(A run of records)

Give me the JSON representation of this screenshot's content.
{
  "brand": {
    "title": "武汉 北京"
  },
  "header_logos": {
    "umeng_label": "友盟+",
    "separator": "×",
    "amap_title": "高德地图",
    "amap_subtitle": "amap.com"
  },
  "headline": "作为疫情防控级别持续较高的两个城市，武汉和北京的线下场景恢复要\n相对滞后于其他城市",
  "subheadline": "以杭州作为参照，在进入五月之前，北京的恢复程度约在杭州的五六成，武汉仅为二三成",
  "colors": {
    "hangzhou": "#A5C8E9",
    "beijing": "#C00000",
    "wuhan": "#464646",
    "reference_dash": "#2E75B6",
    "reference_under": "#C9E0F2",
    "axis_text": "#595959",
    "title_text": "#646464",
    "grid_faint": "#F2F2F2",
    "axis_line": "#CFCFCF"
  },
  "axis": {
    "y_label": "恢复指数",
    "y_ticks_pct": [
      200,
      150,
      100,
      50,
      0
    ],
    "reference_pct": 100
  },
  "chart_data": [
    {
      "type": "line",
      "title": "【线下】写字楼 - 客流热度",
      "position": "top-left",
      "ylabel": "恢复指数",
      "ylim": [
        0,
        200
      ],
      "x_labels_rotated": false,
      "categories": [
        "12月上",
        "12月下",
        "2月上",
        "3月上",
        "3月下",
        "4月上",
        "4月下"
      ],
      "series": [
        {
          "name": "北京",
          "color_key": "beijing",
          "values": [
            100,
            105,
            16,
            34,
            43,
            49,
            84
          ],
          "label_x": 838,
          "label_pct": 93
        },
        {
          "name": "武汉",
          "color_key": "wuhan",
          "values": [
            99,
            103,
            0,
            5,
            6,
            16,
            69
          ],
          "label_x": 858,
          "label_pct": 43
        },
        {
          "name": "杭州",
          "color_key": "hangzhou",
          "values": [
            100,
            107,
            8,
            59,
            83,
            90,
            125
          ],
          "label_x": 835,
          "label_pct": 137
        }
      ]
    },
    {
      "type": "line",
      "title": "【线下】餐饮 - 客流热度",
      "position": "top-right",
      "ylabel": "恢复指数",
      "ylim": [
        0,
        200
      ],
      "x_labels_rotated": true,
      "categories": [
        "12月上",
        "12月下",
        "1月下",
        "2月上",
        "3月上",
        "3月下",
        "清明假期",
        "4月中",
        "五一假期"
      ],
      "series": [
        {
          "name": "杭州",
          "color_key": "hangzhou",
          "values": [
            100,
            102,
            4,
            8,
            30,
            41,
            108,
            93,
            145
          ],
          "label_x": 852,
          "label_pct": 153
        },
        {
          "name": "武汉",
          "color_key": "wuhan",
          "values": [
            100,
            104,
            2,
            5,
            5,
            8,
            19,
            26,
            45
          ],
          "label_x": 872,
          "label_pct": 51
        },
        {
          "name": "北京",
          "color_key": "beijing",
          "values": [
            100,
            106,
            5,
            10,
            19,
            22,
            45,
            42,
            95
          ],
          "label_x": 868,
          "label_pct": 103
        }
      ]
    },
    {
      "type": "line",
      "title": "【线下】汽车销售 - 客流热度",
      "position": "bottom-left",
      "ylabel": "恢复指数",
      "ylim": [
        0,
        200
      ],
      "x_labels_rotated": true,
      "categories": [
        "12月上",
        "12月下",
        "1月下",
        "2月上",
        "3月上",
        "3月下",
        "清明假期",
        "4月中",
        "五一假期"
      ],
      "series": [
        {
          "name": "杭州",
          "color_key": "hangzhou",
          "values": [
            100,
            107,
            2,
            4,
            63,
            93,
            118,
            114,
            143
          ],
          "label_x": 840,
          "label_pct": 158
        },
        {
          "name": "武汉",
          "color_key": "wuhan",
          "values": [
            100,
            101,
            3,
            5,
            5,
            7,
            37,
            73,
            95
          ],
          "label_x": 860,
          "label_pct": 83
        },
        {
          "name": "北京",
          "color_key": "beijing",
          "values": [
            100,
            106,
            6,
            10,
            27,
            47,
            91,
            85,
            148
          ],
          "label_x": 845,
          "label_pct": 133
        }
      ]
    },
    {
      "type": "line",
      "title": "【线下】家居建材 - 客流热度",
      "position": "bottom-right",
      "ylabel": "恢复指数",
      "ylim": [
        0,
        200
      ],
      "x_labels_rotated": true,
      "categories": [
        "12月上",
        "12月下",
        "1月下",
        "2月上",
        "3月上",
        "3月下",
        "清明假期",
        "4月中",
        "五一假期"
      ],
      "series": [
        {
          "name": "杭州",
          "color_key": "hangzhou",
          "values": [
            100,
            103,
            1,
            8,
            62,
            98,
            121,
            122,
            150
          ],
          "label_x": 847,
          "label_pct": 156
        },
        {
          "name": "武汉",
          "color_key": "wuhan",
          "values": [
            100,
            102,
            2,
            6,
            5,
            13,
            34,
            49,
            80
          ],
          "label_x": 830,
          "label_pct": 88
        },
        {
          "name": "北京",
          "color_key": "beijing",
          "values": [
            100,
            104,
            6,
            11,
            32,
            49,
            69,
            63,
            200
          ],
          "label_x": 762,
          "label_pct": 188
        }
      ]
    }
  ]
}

■ **AIM**
Write out every entry again, keeping each line exactly the same.

■ **TASK OUTPUT**
Give me the JSON representation of this screenshot's content.
{
  "brand": {
    "title": "武汉 北京"
  },
  "header_logos": {
    "umeng_label": "友盟+",
    "separator": "×",
    "amap_title": "高德地图",
    "amap_subtitle": "amap.com"
  },
  "headline": "作为疫情防控级别持续较高的两个城市，武汉和北京的线下场景恢复要\n相对滞后于其他城市",
  "subheadline": "以杭州作为参照，在进入五月之前，北京的恢复程度约在杭州的五六成，武汉仅为二三成",
  "colors": {
    "hangzhou": "#A5C8E9",
    "beijing": "#C00000",
    "wuhan": "#464646",
    "reference_dash": "#2E75B6",
    "reference_under": "#C9E0F2",
    "axis_text": "#595959",
    "title_text": "#646464",
    "grid_faint": "#F2F2F2",
    "axis_line": "#CFCFCF"
  },
  "axis": {
    "y_label": "恢复指数",
    "y_ticks_pct": [
      200,
      150,
      100,
      50,
      0
    ],
    "reference_pct": 100
  },
  "chart_data": [
    {
      "type": "line",
      "title": "【线下】写字楼 - 客流热度",
      "position": "top-left",
      "ylabel": "恢复指数",
      "ylim": [
        0,
        200
      ],
      "x_labels_rotated": false,
      "categories": [
        "12月上",
        "12月下",
        "2月上",
        "3月上",
        "3月下",
        "4月上",
        "4月下"
      ],
      "series": [
        {
          "name": "北京",
          "color_key": "beijing",
          "values": [
            100,
            105,
            16,
            34,
            43,
            49,
            84
          ],
          "label_x": 838,
          "label_pct": 93
        },
        {
          "name": "武汉",
          "color_key": "wuhan",
          "values": [
            99,
            103,
            0,
            5,
            6,
            16,
            69
          ],
          "label_x": 858,
          "label_pct": 43
        },
        {
          "name": "杭州",
          "color_key": "hangzhou",
          "values": [
            100,
            107,
            8,
            59,
            83,
            90,
            125
          ],
          "label_x": 835,
          "label_pct": 137
        }
      ]
    },
    {
      "type": "line",
      "title": "【线下】餐饮 - 客流热度",
      "position": "top-right",
      "ylabel": "恢复指数",
      "ylim": [
        0,
        200
      ],
      "x_labels_rotated": true,
      "categories": [
        "12月上",
        "12月下",
        "1月下",
        "2月上",
        "3月上",
        "3月下",
        "清明假期",
        "4月中",
        "五一假期"
      ],
      "series": [
        {
          "name": "杭州",
          "color_key": "hangzhou",
          "values": [
            100,
            102,
            4,
            8,
            30,
            41,
            108,
            93,
            145
          ],
          "label_x": 852,
          "label_pct": 153
        },
        {
          "name": "武汉",
          "color_key": "wuhan",
          "values": [
            100,
            104,
            2,
            5,
            5,
            8,
            19,
            26,
            45
          ],
          "label_x": 872,
          "label_pct": 51
        },
        {
          "name": "北京",
          "color_key": "beijing",
          "values": [
            100,
            106,
            5,
            10,
            19,
            22,
            45,
            42,
            95
          ],
          "label_x": 868,
          "label_pct": 103
        }
      ]
    },
    {
      "type": "line",
      "title": "【线下】汽车销售 - 客流热度",
      "position": "bottom-left",
      "ylabel": "恢复指数",
      "ylim": [
        0,
        200
      ],
      "x_labels_rotated": true,
      "categories": [
        "12月上",
        "12月下",
        "1月下",
        "2月上",
        "3月上",
        "3月下",
        "清明假期",
        "4月中",
        "五一假期"
      ],
      "series": [
        {
          "name": "杭州",
          "color_key": "hangzhou",
          "values": [
            100,
            107,
            2,
            4,
            63,
            93,
            118,
            114,
            143
          ],
          "label_x": 840,
          "label_pct": 158
        },
        {
          "name": "武汉",
          "color_key": "wuhan",
          "values": [
            100,
            101,
            3,
            5,
            5,
            7,
            37,
            73,
            95
          ],
          "label_x": 860,
          "label_pct": 83
        },
        {
          "name": "北京",
          "color_key": "beijing",
          "values": [
            100,
            106,
            6,
            10,
            27,
            47,
            91,
            85,
            148
          ],
          "label_x": 845,
          "label_pct": 133
        }
      ]
    },
    {
      "type": "line",
      "title": "【线下】家居建材 - 客流热度",
      "position": "bottom-right",
      "ylabel": "恢复指数",
      "ylim": [
        0,
        200
      ],
      "x_labels_rotated": true,
      "categories": [
        "12月上",
        "12月下",
        "1月下",
        "2月上",
        "3月上",
        "3月下",
        "清明假期",
        "4月中",
        "五一假期"
      ],
      "series": [
        {
          "name": "杭州",
          "color_key": "hangzhou",
          "values": [
            100,
            103,
            1,
            8,
            62,
            98,
            121,
            122,
            150
          ],
          "label_x": 847,
          "label_pct": 156
        },
        {
          "name": "武汉",
          "color_key": "wuhan",
          "values": [
            100,
            102,
            2,
            6,
            5,
            13,
            34,
            49,
            80
          ],
          "label_x": 830,
          "label_pct": 88
        },
        {
          "name": "北京",
          "color_key": "beijing",
          "values": [
            100,
            104,
            6,
            11,
            32,
            49,
            69,
            63,
            200
          ],
          "label_x": 762,
          "label_pct": 188
        }
      ]
    }
  ]
}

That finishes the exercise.